# EXERCISE AIM
In the data, extract each line that holds the string "Number".

# MATERIAL
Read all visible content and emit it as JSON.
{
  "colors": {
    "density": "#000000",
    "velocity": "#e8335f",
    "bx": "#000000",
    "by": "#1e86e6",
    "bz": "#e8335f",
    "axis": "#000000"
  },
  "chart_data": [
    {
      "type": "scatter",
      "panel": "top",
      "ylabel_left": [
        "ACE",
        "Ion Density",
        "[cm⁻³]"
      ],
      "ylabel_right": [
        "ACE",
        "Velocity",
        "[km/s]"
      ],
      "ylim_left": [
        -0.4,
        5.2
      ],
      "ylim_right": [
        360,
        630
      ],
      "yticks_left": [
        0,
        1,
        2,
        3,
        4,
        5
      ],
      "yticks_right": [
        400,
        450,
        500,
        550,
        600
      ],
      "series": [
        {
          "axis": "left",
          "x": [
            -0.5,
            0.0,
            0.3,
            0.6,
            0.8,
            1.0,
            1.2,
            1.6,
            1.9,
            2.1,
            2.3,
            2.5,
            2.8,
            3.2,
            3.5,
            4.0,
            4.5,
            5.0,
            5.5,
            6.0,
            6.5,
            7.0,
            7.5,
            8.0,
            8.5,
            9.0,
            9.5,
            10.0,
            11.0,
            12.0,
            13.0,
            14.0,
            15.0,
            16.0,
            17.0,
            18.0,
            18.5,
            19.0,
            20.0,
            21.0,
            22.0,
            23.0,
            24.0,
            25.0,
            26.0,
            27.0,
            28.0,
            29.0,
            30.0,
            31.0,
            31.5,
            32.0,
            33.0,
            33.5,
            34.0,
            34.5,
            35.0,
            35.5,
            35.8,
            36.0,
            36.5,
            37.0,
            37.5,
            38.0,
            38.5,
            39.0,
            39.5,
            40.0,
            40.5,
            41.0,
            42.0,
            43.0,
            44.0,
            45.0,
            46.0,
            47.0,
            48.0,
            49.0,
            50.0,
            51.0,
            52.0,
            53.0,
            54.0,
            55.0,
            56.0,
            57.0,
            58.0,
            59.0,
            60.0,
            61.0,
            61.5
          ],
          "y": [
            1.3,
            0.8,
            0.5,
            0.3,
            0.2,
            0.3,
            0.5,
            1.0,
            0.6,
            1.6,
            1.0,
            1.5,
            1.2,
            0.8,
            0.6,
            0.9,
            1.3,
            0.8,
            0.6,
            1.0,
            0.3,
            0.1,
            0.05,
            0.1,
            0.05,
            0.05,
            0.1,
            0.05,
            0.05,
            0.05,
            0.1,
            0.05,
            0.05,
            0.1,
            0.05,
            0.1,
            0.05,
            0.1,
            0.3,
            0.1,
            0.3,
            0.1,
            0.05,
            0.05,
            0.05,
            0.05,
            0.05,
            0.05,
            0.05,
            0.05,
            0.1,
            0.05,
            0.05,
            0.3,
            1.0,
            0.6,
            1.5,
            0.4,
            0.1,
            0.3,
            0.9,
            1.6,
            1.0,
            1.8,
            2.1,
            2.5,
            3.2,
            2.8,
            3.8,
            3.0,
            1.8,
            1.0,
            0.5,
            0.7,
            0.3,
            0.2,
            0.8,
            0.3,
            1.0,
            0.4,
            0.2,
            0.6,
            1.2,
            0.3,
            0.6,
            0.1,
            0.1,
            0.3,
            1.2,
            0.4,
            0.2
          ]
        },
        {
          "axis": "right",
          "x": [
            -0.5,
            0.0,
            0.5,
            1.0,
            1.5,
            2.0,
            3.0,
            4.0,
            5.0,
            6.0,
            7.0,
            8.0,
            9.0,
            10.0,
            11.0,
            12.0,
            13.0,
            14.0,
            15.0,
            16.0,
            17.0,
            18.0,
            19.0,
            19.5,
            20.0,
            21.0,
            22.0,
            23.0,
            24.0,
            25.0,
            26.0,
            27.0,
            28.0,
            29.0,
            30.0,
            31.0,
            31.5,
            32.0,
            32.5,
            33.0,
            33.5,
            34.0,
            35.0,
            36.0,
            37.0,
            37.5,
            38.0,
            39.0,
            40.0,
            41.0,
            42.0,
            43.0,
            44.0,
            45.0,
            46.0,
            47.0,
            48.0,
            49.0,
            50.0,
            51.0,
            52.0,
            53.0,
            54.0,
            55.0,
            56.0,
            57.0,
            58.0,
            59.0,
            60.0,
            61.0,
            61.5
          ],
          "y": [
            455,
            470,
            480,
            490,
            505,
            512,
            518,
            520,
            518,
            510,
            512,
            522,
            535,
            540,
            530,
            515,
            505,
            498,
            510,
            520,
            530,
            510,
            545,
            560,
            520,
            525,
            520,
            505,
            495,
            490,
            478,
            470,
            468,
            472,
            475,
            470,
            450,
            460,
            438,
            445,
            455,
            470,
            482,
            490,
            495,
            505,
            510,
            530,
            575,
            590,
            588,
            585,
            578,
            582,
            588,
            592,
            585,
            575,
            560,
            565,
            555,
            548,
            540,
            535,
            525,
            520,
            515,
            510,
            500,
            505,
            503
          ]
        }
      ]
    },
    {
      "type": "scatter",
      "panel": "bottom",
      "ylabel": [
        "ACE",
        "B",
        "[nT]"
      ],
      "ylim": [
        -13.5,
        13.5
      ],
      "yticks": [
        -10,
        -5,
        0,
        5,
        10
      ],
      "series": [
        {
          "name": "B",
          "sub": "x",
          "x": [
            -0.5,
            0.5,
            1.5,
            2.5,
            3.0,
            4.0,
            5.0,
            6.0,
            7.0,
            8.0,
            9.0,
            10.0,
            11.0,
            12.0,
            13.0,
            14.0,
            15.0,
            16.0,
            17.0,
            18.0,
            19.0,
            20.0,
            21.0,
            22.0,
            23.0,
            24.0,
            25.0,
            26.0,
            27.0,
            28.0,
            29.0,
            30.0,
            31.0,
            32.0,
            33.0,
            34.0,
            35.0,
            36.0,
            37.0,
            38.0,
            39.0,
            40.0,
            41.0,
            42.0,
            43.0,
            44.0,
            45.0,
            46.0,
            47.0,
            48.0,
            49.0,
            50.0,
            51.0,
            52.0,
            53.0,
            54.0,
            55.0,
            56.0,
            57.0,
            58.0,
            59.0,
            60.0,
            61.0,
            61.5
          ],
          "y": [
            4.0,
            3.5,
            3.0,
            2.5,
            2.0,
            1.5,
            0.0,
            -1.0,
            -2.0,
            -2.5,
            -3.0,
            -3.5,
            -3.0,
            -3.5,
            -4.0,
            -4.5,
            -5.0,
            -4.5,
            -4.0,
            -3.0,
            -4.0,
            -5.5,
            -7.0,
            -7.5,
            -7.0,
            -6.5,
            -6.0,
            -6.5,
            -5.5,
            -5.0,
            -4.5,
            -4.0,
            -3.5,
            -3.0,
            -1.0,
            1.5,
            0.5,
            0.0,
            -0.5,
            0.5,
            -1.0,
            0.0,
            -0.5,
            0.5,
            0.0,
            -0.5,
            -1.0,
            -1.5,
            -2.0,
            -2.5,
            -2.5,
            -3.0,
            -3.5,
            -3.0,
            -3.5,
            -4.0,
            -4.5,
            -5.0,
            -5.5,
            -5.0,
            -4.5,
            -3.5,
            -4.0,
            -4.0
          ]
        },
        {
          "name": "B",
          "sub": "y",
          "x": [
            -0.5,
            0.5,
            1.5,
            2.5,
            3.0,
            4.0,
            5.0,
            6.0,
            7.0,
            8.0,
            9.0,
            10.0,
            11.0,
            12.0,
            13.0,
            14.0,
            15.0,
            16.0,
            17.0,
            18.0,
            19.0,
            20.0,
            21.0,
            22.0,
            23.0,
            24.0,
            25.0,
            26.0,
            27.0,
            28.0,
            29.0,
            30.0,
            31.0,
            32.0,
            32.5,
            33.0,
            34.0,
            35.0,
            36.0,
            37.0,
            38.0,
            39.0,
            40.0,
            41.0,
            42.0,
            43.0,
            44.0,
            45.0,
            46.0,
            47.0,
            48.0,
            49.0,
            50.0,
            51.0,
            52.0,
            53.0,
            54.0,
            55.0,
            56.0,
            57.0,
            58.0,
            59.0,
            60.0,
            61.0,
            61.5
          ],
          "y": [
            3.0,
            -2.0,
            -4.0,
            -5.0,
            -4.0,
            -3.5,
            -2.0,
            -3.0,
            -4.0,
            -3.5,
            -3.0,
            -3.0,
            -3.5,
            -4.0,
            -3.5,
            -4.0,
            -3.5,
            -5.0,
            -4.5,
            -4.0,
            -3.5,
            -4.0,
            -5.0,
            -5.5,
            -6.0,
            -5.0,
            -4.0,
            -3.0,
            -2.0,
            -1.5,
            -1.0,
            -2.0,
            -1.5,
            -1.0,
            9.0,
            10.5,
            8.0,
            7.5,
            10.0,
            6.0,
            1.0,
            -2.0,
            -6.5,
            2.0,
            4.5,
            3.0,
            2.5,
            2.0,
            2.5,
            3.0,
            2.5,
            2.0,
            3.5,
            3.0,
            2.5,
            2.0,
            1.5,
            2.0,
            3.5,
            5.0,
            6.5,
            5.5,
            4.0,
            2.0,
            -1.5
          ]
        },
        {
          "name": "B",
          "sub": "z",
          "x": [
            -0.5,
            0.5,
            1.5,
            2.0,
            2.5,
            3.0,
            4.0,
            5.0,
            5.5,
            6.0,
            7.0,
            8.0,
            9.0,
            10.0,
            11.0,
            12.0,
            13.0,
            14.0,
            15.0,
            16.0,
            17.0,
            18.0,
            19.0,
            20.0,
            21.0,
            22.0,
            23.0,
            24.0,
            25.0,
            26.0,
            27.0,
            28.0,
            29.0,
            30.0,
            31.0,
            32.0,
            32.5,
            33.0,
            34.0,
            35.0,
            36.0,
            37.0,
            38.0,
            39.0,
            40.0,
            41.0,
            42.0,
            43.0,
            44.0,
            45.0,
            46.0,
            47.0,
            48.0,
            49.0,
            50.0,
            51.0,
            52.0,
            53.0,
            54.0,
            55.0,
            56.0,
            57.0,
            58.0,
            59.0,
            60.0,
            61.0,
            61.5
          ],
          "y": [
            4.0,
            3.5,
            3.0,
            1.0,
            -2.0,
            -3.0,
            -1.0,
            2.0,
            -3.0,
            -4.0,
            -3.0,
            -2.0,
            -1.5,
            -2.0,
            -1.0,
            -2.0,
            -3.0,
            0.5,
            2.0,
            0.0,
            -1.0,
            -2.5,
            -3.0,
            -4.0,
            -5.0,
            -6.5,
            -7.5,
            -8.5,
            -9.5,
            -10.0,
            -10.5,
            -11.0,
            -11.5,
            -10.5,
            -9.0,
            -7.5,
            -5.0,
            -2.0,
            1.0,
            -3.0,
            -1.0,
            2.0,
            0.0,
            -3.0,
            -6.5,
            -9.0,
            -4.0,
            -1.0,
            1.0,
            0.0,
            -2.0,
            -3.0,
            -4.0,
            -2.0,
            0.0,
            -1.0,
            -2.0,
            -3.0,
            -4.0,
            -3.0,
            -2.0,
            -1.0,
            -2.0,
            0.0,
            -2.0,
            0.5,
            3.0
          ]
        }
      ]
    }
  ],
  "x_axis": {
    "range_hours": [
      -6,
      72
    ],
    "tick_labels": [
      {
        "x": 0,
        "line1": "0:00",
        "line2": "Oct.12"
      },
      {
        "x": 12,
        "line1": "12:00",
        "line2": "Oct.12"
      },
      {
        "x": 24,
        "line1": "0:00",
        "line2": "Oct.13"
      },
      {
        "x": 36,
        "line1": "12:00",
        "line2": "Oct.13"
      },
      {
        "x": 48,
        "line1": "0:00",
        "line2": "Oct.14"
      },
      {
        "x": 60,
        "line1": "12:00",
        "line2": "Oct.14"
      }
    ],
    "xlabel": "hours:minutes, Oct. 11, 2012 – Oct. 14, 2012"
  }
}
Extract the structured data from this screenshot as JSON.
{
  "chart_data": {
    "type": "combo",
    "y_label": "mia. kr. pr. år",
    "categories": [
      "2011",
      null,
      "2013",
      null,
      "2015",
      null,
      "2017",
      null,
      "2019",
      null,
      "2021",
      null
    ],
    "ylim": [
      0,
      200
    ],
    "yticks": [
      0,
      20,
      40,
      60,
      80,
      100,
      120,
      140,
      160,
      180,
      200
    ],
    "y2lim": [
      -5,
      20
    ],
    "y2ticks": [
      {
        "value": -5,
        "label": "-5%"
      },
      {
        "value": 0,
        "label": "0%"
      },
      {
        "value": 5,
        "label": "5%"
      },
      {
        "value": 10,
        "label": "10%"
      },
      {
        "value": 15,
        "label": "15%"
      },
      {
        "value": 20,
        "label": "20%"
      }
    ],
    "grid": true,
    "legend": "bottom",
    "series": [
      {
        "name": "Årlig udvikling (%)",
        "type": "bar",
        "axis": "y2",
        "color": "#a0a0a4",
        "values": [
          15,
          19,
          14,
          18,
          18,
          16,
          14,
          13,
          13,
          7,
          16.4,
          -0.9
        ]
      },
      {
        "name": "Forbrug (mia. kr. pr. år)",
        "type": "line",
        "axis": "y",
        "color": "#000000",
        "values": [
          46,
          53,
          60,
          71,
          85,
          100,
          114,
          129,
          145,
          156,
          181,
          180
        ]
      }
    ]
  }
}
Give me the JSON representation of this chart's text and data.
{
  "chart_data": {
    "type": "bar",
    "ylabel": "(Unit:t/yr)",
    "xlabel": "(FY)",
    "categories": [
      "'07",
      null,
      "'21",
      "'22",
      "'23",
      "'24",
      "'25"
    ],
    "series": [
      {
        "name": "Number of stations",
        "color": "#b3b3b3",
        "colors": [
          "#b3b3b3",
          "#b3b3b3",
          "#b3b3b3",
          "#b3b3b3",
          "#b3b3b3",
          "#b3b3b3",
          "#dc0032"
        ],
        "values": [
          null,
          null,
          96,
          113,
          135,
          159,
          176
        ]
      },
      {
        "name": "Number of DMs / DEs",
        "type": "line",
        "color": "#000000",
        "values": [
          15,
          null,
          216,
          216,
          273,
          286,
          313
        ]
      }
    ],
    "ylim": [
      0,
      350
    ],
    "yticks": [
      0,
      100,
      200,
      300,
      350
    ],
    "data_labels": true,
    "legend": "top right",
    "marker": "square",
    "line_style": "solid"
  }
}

# REPLY TO THE TASK
        "name": "Number of stations",
        "name": "Number of DMs / DEs",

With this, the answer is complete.